::: The records :::

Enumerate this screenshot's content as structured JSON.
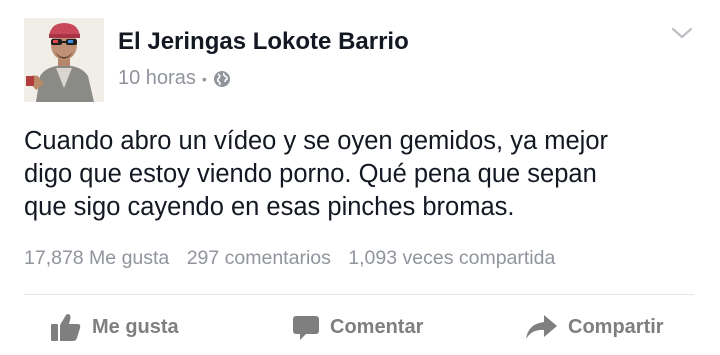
{
  "post": {
    "author": "El Jeringas Lokote Barrio",
    "timestamp": "10 horas",
    "separator": "•",
    "audience_icon": "globe-icon",
    "menu_icon": "chevron-down-icon",
    "text_lines": [
      "Cuando abro un vídeo y se oyen gemidos, ya mejor",
      "digo que estoy viendo porno. Qué pena que sepan",
      "que sigo cayendo en esas pinches bromas."
    ]
  },
  "stats": {
    "likes": "17,878 Me gusta",
    "comments": "297 comentarios",
    "shares": "1,093 veces compartida"
  },
  "actions": {
    "like_label": "Me gusta",
    "comment_label": "Comentar",
    "share_label": "Compartir"
  },
  "colors": {
    "text": "#141823",
    "muted": "#90949c",
    "action": "#7f7f7f",
    "divider": "#e5e5e5"
  }
}
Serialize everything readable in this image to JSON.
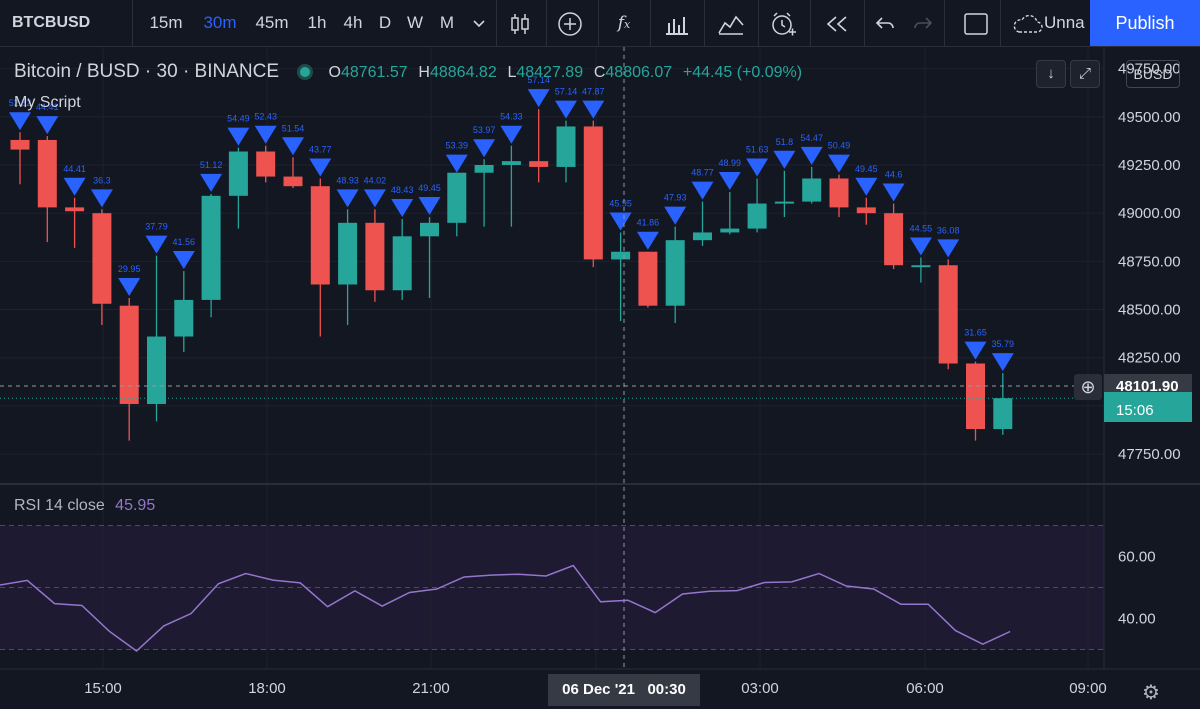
{
  "toolbar": {
    "symbol": "BTCBUSD",
    "intervals": [
      "15m",
      "30m",
      "45m",
      "1h",
      "4h",
      "D",
      "W",
      "M"
    ],
    "active_interval": "30m",
    "layout_name": "Unna",
    "publish_label": "Publish"
  },
  "legend": {
    "title": "Bitcoin / BUSD · 30 · BINANCE",
    "open_label": "O",
    "open": "48761.57",
    "high_label": "H",
    "high": "48864.82",
    "low_label": "L",
    "low": "48427.89",
    "close_label": "C",
    "close": "48806.07",
    "change": "+44.45 (+0.09%)",
    "script_name": "My Script"
  },
  "rsi_legend": {
    "name": "RSI",
    "params": "14 close",
    "value": "45.95"
  },
  "quote_currency": "BUSD",
  "crosshair": {
    "price": "48101.90",
    "time_date": "06 Dec '21",
    "time_clock": "00:30"
  },
  "last_price": {
    "countdown": "15:06"
  },
  "colors": {
    "up": "#26a69a",
    "down": "#ef5350",
    "marker": "#2962ff",
    "rsi_line": "#9575cd",
    "background": "#131722"
  },
  "chart_data": [
    {
      "type": "candlestick",
      "title": "Bitcoin / BUSD · 30 · BINANCE",
      "ylim": [
        47600,
        49800
      ],
      "y_ticks": [
        47750,
        48000,
        48250,
        48500,
        48750,
        49000,
        49250,
        49500,
        49750
      ],
      "y_tick_labels": [
        "47750.00",
        "",
        "48250.00",
        "48500.00",
        "48750.00",
        "49000.00",
        "49250.00",
        "49500.00",
        "49750.00"
      ],
      "x_tick_labels": [
        "15:00",
        "18:00",
        "21:00",
        "",
        "03:00",
        "06:00",
        "09:00"
      ],
      "candles": [
        {
          "o": 49380,
          "h": 49420,
          "l": 49150,
          "c": 49330
        },
        {
          "o": 49380,
          "h": 49400,
          "l": 48850,
          "c": 49030
        },
        {
          "o": 49030,
          "h": 49080,
          "l": 48820,
          "c": 49010
        },
        {
          "o": 49000,
          "h": 49020,
          "l": 48420,
          "c": 48530
        },
        {
          "o": 48520,
          "h": 48560,
          "l": 47820,
          "c": 48010
        },
        {
          "o": 48010,
          "h": 48780,
          "l": 47920,
          "c": 48360
        },
        {
          "o": 48360,
          "h": 48700,
          "l": 48280,
          "c": 48550
        },
        {
          "o": 48550,
          "h": 49100,
          "l": 48460,
          "c": 49090
        },
        {
          "o": 49090,
          "h": 49340,
          "l": 48920,
          "c": 49320
        },
        {
          "o": 49320,
          "h": 49350,
          "l": 49160,
          "c": 49190
        },
        {
          "o": 49190,
          "h": 49290,
          "l": 49130,
          "c": 49140
        },
        {
          "o": 49140,
          "h": 49180,
          "l": 48360,
          "c": 48630
        },
        {
          "o": 48630,
          "h": 49020,
          "l": 48420,
          "c": 48950
        },
        {
          "o": 48950,
          "h": 49020,
          "l": 48540,
          "c": 48600
        },
        {
          "o": 48600,
          "h": 48970,
          "l": 48550,
          "c": 48880
        },
        {
          "o": 48880,
          "h": 48980,
          "l": 48560,
          "c": 48950
        },
        {
          "o": 48950,
          "h": 49200,
          "l": 48880,
          "c": 49210
        },
        {
          "o": 49210,
          "h": 49280,
          "l": 48930,
          "c": 49250
        },
        {
          "o": 49250,
          "h": 49350,
          "l": 48930,
          "c": 49270
        },
        {
          "o": 49270,
          "h": 49540,
          "l": 49160,
          "c": 49240
        },
        {
          "o": 49240,
          "h": 49480,
          "l": 49160,
          "c": 49450
        },
        {
          "o": 49450,
          "h": 49480,
          "l": 48720,
          "c": 48760
        },
        {
          "o": 48760,
          "h": 48900,
          "l": 48440,
          "c": 48800
        },
        {
          "o": 48800,
          "h": 48800,
          "l": 48510,
          "c": 48520
        },
        {
          "o": 48520,
          "h": 48930,
          "l": 48430,
          "c": 48860
        },
        {
          "o": 48860,
          "h": 49060,
          "l": 48830,
          "c": 48900
        },
        {
          "o": 48900,
          "h": 49110,
          "l": 48890,
          "c": 48920
        },
        {
          "o": 48920,
          "h": 49180,
          "l": 48900,
          "c": 49050
        },
        {
          "o": 49060,
          "h": 49220,
          "l": 48980,
          "c": 49060
        },
        {
          "o": 49060,
          "h": 49240,
          "l": 49050,
          "c": 49180
        },
        {
          "o": 49180,
          "h": 49200,
          "l": 48980,
          "c": 49030
        },
        {
          "o": 49030,
          "h": 49080,
          "l": 48940,
          "c": 49000
        },
        {
          "o": 49000,
          "h": 49050,
          "l": 48710,
          "c": 48730
        },
        {
          "o": 48730,
          "h": 48770,
          "l": 48640,
          "c": 48730
        },
        {
          "o": 48730,
          "h": 48760,
          "l": 48190,
          "c": 48220
        },
        {
          "o": 48220,
          "h": 48230,
          "l": 47820,
          "c": 47880
        },
        {
          "o": 47880,
          "h": 48170,
          "l": 47850,
          "c": 48040
        }
      ],
      "markers": [
        {
          "i": 0,
          "label": "52.82"
        },
        {
          "i": 1,
          "label": "44.41"
        },
        {
          "i": 2,
          "label": "44.41"
        },
        {
          "i": 3,
          "label": "36.3"
        },
        {
          "i": 4,
          "label": "29.95"
        },
        {
          "i": 5,
          "label": "37.79"
        },
        {
          "i": 6,
          "label": "41.56"
        },
        {
          "i": 7,
          "label": "51.12"
        },
        {
          "i": 8,
          "label": "54.49"
        },
        {
          "i": 9,
          "label": "52.43"
        },
        {
          "i": 10,
          "label": "51.54"
        },
        {
          "i": 11,
          "label": "43.77"
        },
        {
          "i": 12,
          "label": "48.93"
        },
        {
          "i": 13,
          "label": "44.02"
        },
        {
          "i": 14,
          "label": "48.43"
        },
        {
          "i": 15,
          "label": "49.45"
        },
        {
          "i": 16,
          "label": "53.39"
        },
        {
          "i": 17,
          "label": "53.97"
        },
        {
          "i": 18,
          "label": "54.33"
        },
        {
          "i": 19,
          "label": "57.14"
        },
        {
          "i": 20,
          "label": "57.14"
        },
        {
          "i": 21,
          "label": "47.87"
        },
        {
          "i": 22,
          "label": "45.95"
        },
        {
          "i": 23,
          "label": "41.86"
        },
        {
          "i": 24,
          "label": "47.93"
        },
        {
          "i": 25,
          "label": "48.77"
        },
        {
          "i": 26,
          "label": "48.99"
        },
        {
          "i": 27,
          "label": "51.63"
        },
        {
          "i": 28,
          "label": "51.8"
        },
        {
          "i": 29,
          "label": "54.47"
        },
        {
          "i": 30,
          "label": "50.49"
        },
        {
          "i": 31,
          "label": "49.45"
        },
        {
          "i": 32,
          "label": "44.6"
        },
        {
          "i": 33,
          "label": "44.55"
        },
        {
          "i": 34,
          "label": "36.08"
        },
        {
          "i": 35,
          "label": "31.65"
        },
        {
          "i": 36,
          "label": "35.79"
        }
      ]
    },
    {
      "type": "line",
      "title": "RSI 14 close",
      "ylim": [
        25,
        75
      ],
      "y_ticks": [
        40,
        60
      ],
      "y_tick_labels": [
        "40.00",
        "60.00"
      ],
      "bands": [
        30,
        50,
        70
      ],
      "values": [
        50.8,
        52.3,
        44.8,
        44.2,
        35.9,
        29.5,
        37.6,
        41.6,
        51.2,
        54.5,
        52.4,
        51.5,
        43.8,
        48.9,
        44.0,
        48.4,
        49.5,
        53.4,
        54.0,
        54.3,
        53.7,
        57.1,
        45.4,
        45.9,
        41.9,
        47.9,
        48.8,
        49.0,
        51.6,
        51.8,
        54.5,
        50.5,
        49.5,
        44.6,
        44.6,
        36.1,
        31.7,
        35.8
      ]
    }
  ]
}
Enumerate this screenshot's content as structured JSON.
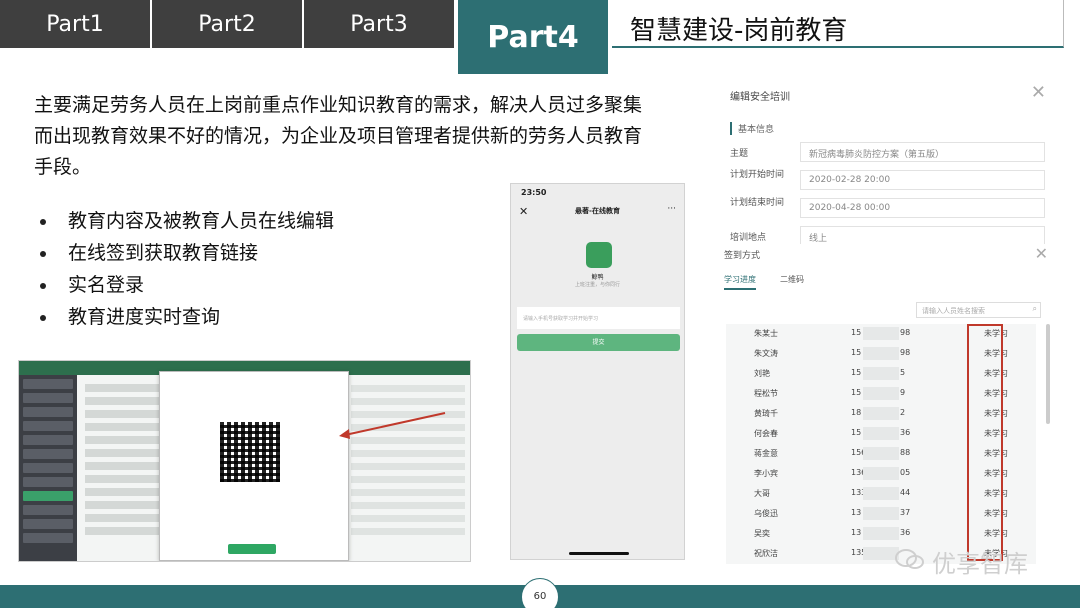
{
  "tabs": [
    "Part1",
    "Part2",
    "Part3",
    "Part4"
  ],
  "header_title": "智慧建设-岗前教育",
  "intro": "主要满足劳务人员在上岗前重点作业知识教育的需求，解决人员过多聚集而出现教育效果不好的情况，为企业及项目管理者提供新的劳务人员教育手段。",
  "bullets": [
    "教育内容及被教育人员在线编辑",
    "在线签到获取教育链接",
    "实名登录",
    "教育进度实时查询"
  ],
  "phone": {
    "time": "23:50",
    "title": "悬著-在线教育",
    "app_name": "鲸鸭",
    "subtitle": "上班注重，与你同行",
    "input_placeholder": "请输入手机号获取学习并开始学习",
    "submit_label": "提交"
  },
  "dialog": {
    "title": "编辑安全培训",
    "section": "基本信息",
    "fields": [
      {
        "label": "主题",
        "value": "新冠病毒肺炎防控方案（第五版）"
      },
      {
        "label": "计划开始时间",
        "value": "2020-02-28 20:00"
      },
      {
        "label": "计划结束时间",
        "value": "2020-04-28 00:00"
      },
      {
        "label": "培训地点",
        "value": "线上"
      }
    ]
  },
  "signin": {
    "title": "签到方式",
    "tabs": [
      "学习进度",
      "二维码"
    ],
    "search_placeholder": "请输入人员姓名搜索",
    "rows": [
      {
        "name": "朱某士",
        "prefix": "15",
        "suffix": "98",
        "status": "未学习"
      },
      {
        "name": "朱文涛",
        "prefix": "15",
        "suffix": "98",
        "status": "未学习"
      },
      {
        "name": "刘艳",
        "prefix": "15",
        "suffix": "5",
        "status": "未学习"
      },
      {
        "name": "程松节",
        "prefix": "15",
        "suffix": "9",
        "status": "未学习"
      },
      {
        "name": "黄琦千",
        "prefix": "18",
        "suffix": "2",
        "status": "未学习"
      },
      {
        "name": "何会春",
        "prefix": "15",
        "suffix": "36",
        "status": "未学习"
      },
      {
        "name": "蒋金意",
        "prefix": "156",
        "suffix": "88",
        "status": "未学习"
      },
      {
        "name": "李小宾",
        "prefix": "136",
        "suffix": "05",
        "status": "未学习"
      },
      {
        "name": "大哥",
        "prefix": "133",
        "suffix": "44",
        "status": "未学习"
      },
      {
        "name": "乌俊迅",
        "prefix": "13",
        "suffix": "37",
        "status": "未学习"
      },
      {
        "name": "吴奕",
        "prefix": "13",
        "suffix": "36",
        "status": "未学习"
      },
      {
        "name": "祝欣洁",
        "prefix": "135",
        "suffix": "",
        "status": "未学习"
      }
    ]
  },
  "page_number": "60",
  "watermark": "优享智库",
  "colors": {
    "accent": "#2d6f73",
    "tab_dark": "#3f3f3f",
    "highlight": "#c0392b"
  }
}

:::

(Required work)
Copy all the lines above that hold the string "icon".

(Correct result)
    "audience_icon": "globe-icon",
    "menu_icon": "chevron-down-icon",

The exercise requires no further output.